What is asked - Extract all lines that hold "主要内容在后文讲" from the records below.

►

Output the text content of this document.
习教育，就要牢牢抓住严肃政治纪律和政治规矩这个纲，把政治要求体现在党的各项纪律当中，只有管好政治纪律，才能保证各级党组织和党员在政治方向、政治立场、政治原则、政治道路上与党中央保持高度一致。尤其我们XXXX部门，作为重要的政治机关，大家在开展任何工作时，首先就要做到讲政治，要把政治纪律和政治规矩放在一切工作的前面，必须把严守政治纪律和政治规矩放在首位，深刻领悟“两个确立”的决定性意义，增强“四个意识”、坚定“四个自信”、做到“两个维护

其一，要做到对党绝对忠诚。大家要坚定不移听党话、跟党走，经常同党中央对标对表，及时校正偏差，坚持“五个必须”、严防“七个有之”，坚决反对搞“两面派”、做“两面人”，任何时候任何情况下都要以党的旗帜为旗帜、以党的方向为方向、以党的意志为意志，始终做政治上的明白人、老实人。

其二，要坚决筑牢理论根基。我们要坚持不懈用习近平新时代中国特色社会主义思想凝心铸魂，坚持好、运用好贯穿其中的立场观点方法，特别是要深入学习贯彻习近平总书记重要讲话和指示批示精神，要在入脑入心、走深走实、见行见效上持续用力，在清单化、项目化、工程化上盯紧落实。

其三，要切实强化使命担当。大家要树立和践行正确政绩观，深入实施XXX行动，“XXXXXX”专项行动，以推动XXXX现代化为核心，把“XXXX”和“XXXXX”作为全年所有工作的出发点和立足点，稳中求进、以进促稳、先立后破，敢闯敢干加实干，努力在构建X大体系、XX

◄
►

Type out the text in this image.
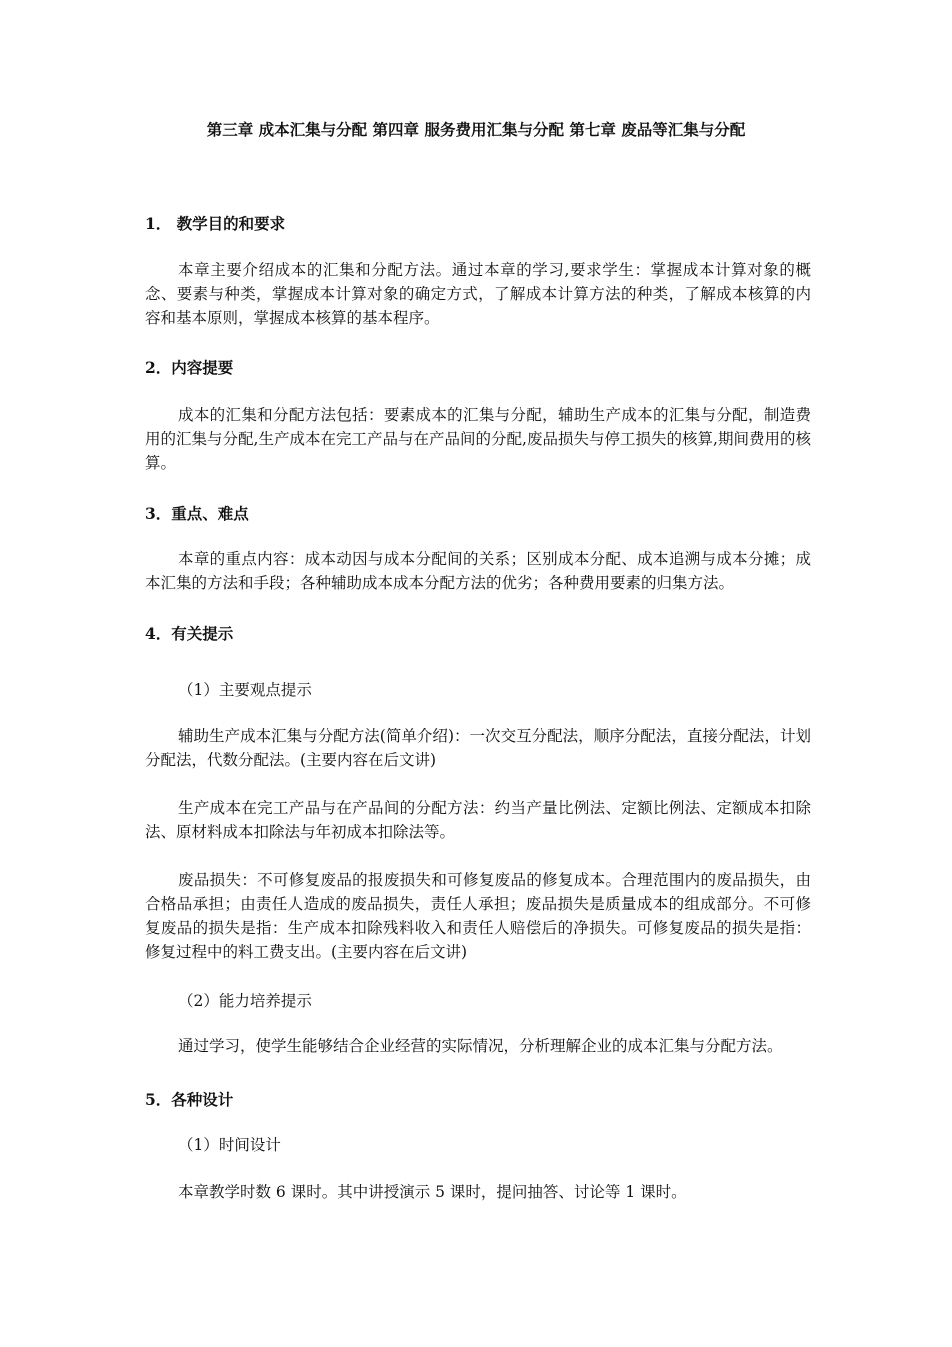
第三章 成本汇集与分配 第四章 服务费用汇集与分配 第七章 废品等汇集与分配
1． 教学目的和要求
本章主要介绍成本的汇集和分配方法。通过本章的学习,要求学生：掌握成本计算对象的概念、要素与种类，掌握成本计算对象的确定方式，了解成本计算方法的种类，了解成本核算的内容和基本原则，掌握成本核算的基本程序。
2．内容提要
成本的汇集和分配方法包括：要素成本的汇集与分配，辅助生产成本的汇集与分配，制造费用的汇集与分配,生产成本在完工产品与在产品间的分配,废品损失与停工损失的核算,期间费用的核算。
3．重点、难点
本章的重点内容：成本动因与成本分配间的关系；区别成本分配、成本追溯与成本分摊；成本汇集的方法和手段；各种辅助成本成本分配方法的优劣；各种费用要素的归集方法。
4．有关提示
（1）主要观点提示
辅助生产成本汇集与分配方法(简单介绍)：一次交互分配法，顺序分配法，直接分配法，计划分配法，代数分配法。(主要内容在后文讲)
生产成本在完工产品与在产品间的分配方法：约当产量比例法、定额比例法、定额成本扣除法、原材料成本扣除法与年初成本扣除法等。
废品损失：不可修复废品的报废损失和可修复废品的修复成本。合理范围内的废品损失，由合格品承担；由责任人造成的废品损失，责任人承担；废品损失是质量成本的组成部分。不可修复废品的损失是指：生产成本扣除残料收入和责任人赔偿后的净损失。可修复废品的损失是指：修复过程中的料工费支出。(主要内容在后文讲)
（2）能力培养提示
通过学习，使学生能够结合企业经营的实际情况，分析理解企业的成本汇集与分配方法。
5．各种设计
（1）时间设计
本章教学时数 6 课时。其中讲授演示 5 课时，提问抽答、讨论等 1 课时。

◄

Response below -
辅助生产成本汇集与分配方法(简单介绍)：一次交互分配法，顺序分配法，直接分配法，计划分配法，代数分配法。(主要内容在后文讲)
废品损失：不可修复废品的报废损失和可修复废品的修复成本。合理范围内的废品损失，由合格品承担；由责任人造成的废品损失，责任人承担；废品损失是质量成本的组成部分。不可修复废品的损失是指：生产成本扣除残料收入和责任人赔偿后的净损失。可修复废品的损失是指：修复过程中的料工费支出。(主要内容在后文讲)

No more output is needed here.